A block of data
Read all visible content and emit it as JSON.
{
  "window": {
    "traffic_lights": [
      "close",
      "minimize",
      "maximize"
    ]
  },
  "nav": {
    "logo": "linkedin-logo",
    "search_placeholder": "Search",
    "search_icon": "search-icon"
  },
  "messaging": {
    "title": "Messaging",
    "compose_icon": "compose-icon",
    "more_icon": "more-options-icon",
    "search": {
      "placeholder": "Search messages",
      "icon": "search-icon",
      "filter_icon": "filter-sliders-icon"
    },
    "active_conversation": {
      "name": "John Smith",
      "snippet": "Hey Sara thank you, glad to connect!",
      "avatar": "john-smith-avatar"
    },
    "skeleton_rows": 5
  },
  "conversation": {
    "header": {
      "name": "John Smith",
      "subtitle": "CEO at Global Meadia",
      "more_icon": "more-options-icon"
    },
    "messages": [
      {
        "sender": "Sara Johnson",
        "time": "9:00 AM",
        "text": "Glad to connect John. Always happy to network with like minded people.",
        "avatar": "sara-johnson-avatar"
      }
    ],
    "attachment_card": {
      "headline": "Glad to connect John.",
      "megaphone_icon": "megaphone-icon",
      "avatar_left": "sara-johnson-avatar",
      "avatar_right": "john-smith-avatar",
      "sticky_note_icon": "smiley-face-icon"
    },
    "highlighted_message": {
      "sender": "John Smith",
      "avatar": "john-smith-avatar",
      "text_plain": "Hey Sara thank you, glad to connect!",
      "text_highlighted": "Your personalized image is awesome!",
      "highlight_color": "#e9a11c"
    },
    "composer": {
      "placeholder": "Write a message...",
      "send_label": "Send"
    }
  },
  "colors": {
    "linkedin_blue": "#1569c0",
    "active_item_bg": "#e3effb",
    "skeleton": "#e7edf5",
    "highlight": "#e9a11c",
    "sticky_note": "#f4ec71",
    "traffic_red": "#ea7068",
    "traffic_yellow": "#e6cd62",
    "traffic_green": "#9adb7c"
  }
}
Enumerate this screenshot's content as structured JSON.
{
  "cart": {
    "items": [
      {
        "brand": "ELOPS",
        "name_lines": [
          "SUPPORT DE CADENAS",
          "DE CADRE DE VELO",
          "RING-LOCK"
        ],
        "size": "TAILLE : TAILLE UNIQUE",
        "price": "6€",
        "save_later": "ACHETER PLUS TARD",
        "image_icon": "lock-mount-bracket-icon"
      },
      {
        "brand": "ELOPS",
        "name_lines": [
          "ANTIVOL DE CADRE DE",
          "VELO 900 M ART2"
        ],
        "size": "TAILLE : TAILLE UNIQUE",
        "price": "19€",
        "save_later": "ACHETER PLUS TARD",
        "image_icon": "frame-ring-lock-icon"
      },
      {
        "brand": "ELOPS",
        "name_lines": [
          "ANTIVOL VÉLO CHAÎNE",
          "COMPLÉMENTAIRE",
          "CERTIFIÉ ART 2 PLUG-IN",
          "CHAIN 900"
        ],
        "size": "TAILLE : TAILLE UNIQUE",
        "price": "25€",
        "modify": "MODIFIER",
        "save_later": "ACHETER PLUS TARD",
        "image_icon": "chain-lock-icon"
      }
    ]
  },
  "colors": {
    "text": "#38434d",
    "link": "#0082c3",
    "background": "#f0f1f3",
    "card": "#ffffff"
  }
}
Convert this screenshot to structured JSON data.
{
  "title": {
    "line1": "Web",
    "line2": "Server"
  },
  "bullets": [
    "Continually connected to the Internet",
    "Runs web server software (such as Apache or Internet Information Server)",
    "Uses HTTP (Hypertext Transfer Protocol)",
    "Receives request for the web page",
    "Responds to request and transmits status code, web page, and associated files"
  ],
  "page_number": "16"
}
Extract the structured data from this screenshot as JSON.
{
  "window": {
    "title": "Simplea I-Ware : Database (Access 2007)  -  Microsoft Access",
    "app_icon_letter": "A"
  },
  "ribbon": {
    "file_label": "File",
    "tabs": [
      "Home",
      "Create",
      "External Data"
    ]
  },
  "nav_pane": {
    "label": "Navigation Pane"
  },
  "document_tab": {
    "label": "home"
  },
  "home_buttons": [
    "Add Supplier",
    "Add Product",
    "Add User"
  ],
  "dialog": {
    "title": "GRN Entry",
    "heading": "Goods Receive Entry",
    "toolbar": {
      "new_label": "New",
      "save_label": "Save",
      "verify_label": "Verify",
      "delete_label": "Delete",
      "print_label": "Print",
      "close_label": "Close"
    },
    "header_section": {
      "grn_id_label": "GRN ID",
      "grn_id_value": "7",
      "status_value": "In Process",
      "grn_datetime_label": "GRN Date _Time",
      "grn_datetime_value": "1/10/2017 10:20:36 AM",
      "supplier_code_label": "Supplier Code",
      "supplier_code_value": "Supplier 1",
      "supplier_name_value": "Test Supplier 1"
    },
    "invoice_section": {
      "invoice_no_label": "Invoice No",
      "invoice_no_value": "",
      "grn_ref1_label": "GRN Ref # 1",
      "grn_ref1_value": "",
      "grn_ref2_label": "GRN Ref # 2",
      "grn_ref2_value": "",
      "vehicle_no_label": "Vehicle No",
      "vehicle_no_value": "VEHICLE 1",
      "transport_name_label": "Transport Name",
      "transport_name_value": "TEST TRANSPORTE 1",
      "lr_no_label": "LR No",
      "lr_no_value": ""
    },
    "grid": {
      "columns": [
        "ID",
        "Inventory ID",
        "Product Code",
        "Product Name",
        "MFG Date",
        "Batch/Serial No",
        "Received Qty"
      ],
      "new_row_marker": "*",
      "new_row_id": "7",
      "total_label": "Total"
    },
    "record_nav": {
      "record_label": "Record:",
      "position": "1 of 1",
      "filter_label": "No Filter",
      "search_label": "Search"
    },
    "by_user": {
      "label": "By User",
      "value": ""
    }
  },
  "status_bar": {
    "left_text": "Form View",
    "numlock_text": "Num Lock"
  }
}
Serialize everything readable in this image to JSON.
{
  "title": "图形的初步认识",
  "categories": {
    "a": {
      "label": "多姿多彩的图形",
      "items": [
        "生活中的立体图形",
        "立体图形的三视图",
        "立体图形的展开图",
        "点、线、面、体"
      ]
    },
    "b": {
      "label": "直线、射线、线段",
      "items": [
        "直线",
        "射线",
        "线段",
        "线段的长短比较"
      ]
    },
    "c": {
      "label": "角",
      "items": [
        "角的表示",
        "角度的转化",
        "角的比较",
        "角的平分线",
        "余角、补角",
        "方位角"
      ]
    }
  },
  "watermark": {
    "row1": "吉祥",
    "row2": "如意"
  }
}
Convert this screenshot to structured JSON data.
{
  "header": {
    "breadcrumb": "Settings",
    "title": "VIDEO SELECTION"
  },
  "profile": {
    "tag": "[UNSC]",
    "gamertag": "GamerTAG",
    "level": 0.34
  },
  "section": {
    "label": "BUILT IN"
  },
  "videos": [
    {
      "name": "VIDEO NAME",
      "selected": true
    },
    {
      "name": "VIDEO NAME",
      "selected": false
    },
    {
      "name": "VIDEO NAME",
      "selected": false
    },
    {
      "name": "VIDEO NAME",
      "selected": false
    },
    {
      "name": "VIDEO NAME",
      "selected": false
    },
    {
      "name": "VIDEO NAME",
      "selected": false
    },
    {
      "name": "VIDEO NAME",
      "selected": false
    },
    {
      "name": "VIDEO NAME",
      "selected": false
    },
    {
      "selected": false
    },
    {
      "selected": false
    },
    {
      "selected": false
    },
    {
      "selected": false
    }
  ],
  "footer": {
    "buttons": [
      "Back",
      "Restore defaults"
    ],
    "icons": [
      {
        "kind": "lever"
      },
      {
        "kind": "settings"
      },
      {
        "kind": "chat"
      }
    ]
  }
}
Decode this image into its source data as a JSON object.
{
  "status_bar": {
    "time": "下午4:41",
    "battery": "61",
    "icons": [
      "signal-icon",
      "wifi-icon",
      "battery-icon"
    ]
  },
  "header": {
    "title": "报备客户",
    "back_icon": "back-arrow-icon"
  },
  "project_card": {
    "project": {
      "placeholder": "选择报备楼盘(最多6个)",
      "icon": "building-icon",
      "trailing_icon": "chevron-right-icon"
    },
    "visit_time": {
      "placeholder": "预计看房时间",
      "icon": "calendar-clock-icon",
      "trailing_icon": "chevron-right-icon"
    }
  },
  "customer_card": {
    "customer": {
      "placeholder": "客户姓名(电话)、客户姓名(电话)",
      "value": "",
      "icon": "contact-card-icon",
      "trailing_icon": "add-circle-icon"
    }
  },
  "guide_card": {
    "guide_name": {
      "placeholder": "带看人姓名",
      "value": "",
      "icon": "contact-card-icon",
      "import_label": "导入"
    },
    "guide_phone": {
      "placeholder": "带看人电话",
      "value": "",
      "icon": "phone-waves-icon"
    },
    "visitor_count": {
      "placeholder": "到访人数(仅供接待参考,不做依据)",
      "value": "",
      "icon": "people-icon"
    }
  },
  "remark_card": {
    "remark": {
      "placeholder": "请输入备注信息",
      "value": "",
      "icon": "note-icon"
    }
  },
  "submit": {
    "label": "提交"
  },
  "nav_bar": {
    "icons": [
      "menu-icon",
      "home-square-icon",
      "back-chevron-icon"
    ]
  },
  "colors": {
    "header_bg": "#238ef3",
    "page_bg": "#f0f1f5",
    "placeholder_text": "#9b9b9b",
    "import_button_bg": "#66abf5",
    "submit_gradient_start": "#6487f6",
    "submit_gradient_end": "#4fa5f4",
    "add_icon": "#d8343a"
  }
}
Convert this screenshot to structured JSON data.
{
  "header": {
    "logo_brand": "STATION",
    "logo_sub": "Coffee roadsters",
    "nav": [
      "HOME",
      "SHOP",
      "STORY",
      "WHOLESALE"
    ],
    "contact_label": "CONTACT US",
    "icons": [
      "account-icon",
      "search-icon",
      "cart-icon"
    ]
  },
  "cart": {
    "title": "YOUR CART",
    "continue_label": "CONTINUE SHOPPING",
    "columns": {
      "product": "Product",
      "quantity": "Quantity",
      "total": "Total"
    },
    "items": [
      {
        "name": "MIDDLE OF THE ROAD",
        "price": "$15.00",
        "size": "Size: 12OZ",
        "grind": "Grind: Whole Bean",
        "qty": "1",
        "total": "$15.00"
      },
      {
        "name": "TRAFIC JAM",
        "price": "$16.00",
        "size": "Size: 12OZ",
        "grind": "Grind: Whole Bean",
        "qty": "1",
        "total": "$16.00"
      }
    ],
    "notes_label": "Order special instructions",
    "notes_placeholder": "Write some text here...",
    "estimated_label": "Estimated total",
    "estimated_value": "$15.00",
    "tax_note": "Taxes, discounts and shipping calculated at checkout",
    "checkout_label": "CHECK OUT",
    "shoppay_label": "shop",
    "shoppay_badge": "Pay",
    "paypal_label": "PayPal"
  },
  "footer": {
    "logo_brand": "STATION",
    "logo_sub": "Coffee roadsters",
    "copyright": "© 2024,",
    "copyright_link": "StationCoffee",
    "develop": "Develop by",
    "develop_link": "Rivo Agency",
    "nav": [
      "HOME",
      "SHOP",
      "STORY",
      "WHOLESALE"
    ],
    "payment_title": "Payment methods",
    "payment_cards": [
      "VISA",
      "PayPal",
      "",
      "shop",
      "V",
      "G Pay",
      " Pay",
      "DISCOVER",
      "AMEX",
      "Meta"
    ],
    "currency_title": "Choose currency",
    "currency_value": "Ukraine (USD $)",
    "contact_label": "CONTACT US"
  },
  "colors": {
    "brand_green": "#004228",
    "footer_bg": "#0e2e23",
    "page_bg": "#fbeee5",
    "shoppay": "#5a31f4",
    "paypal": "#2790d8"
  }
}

_What you need to do_
From the records, copy every line that has the string "Entry" in it.

_Task response_
    "title": "GRN Entry",
    "heading": "Goods Receive Entry",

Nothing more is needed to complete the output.